[Material for this exercise]
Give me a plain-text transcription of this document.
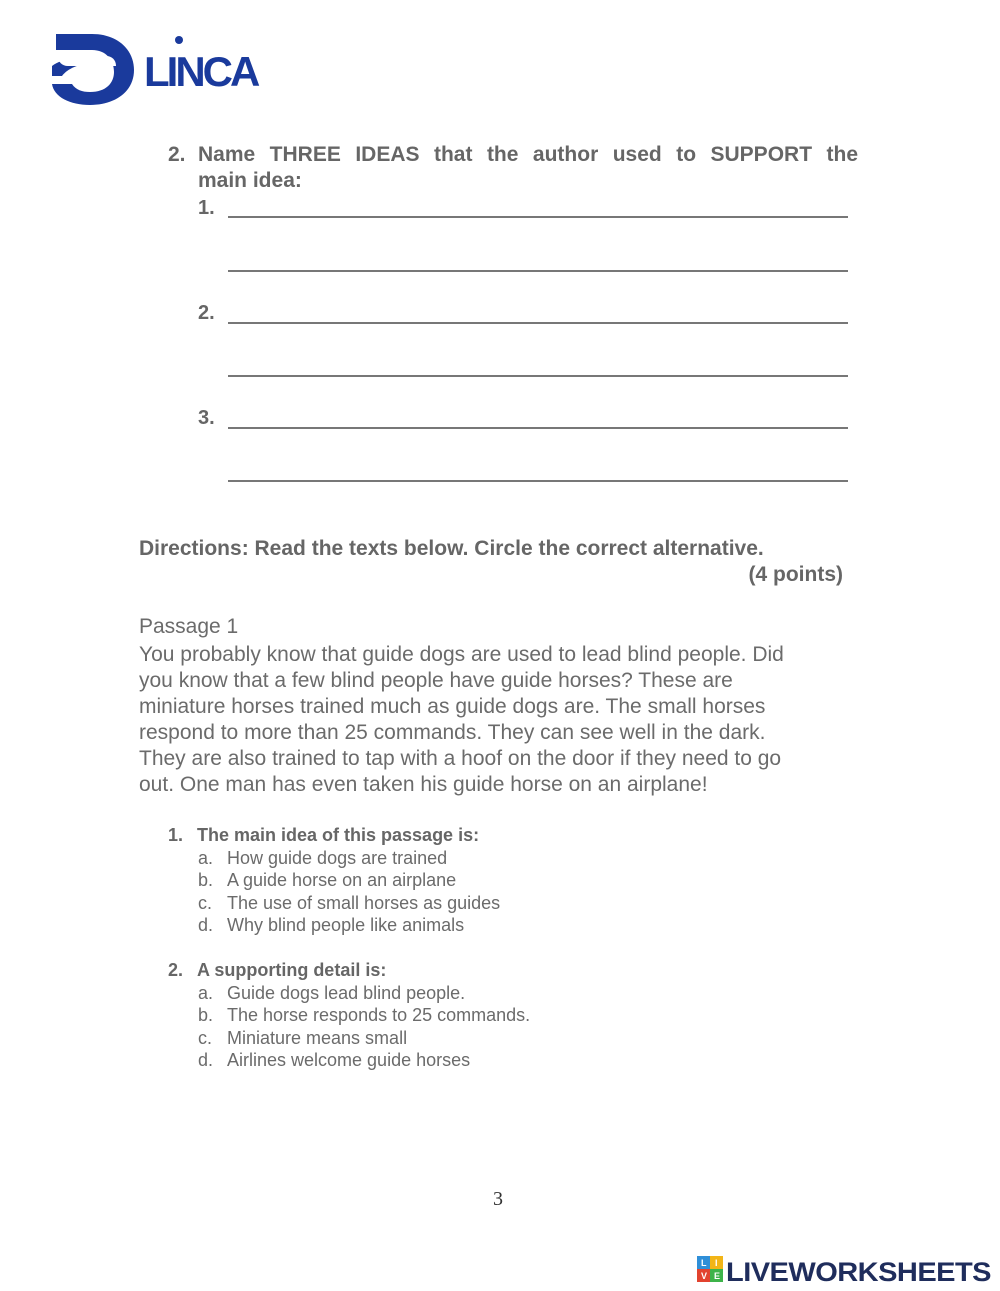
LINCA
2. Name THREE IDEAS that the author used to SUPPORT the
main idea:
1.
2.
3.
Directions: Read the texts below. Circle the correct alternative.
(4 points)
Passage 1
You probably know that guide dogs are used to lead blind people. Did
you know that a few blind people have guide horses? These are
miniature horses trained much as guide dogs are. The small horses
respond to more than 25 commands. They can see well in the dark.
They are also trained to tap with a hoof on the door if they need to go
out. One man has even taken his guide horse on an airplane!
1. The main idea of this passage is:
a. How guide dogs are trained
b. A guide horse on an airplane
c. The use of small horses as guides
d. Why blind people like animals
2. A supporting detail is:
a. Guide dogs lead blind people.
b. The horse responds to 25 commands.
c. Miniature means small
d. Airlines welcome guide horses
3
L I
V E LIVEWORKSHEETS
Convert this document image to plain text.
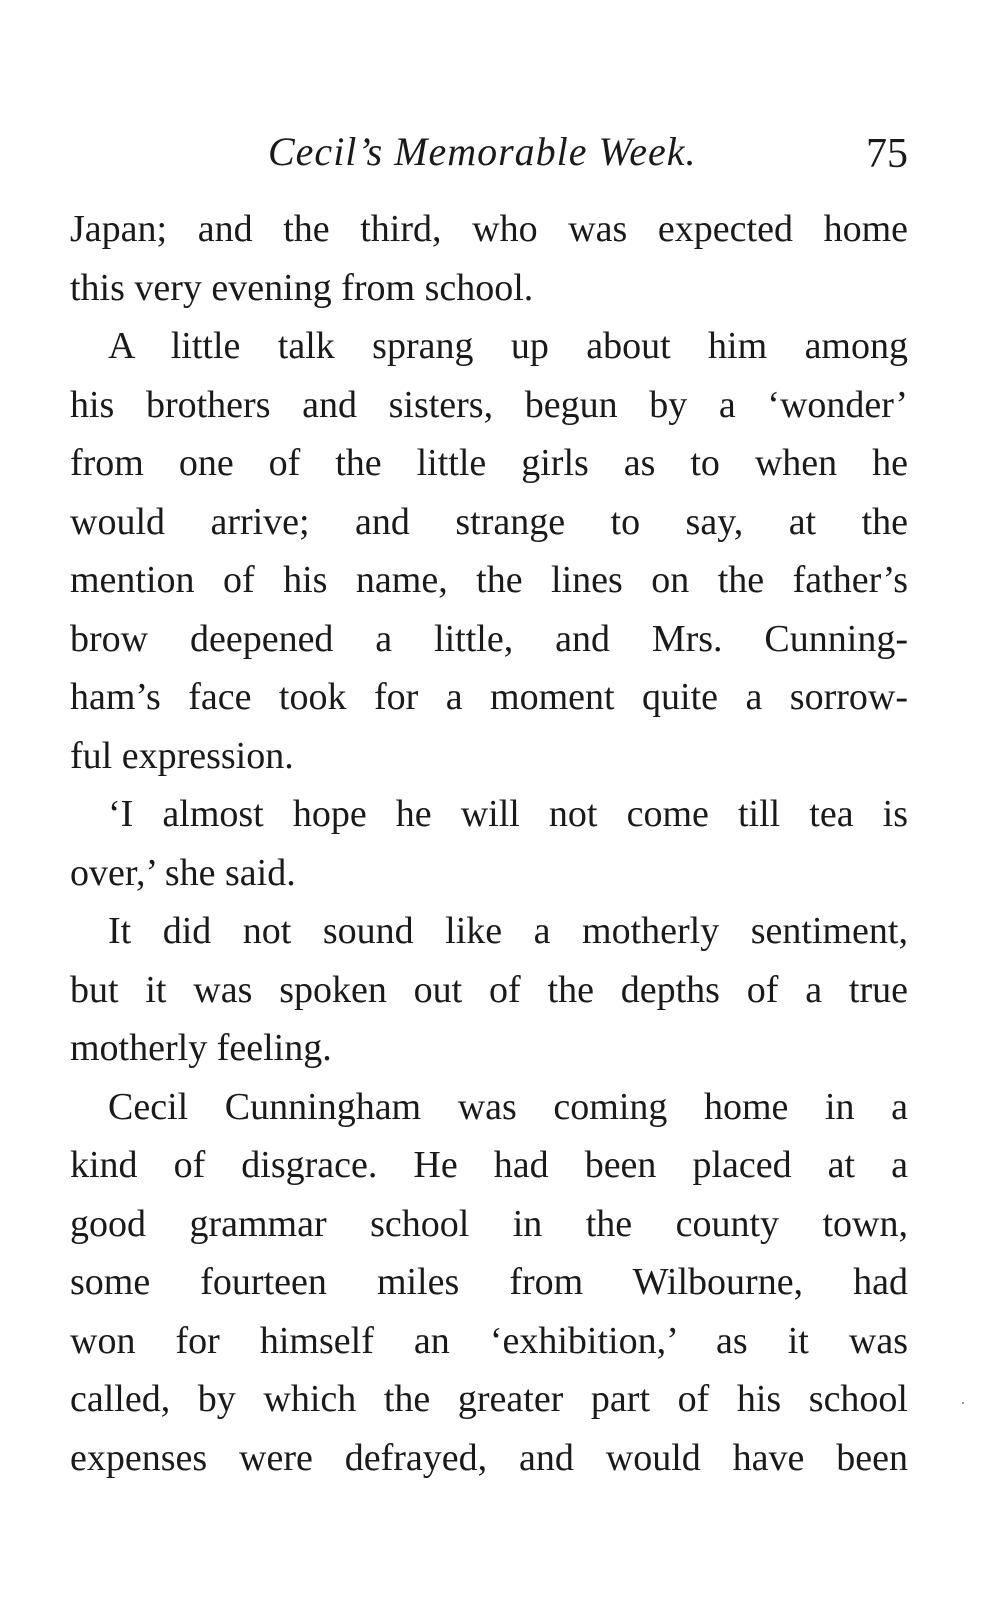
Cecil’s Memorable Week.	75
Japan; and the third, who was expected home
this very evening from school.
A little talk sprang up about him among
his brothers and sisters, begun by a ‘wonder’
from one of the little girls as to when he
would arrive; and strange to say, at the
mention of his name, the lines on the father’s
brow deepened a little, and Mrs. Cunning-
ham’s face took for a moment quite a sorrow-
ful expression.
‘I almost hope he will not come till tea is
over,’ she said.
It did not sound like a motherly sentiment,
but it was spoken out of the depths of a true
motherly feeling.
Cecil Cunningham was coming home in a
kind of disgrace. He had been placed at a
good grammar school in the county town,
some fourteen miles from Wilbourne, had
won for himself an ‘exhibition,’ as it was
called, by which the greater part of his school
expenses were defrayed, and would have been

---

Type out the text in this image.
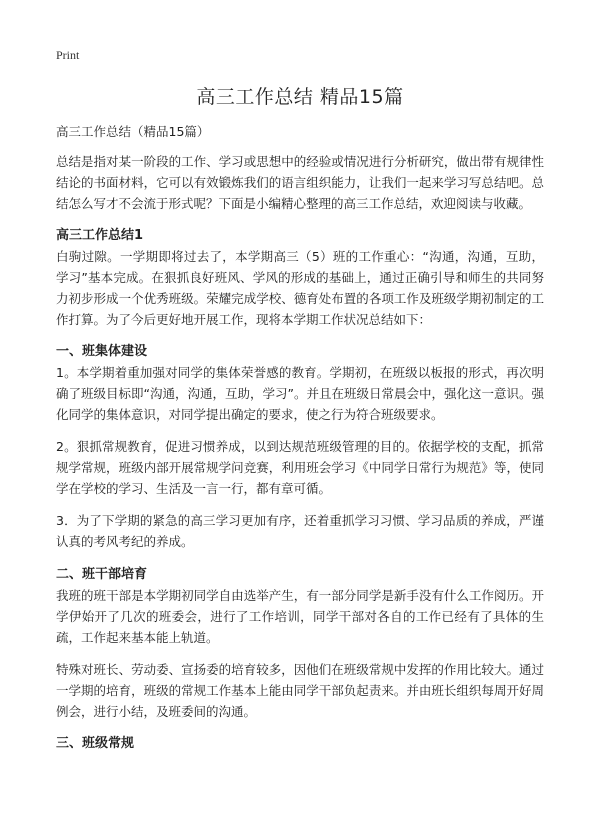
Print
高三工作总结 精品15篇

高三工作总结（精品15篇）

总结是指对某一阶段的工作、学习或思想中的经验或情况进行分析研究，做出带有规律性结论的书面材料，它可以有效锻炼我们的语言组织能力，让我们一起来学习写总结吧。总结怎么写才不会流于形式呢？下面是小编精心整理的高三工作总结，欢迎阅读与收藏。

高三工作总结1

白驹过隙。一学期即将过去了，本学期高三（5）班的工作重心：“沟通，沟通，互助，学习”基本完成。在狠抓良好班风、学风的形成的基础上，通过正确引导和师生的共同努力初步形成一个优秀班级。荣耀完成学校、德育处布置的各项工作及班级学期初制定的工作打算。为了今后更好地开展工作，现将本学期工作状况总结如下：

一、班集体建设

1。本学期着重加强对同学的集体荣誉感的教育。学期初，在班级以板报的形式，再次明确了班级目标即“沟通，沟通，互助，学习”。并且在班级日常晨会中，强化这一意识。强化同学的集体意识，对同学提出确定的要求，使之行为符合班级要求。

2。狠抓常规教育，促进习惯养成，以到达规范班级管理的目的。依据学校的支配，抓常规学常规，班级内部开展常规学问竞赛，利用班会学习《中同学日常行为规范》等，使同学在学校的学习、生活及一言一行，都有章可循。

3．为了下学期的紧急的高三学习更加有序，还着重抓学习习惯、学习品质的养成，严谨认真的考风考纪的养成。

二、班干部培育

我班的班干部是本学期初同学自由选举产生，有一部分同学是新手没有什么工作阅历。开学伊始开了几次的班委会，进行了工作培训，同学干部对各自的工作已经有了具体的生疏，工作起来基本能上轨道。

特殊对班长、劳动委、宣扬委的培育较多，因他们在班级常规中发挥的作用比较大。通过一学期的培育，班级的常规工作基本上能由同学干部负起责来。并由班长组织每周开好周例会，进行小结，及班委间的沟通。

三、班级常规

[Requirement]
Among the entries above, how many lines hold the string "from"? Respond with nothing but the number.

[Correct response]
3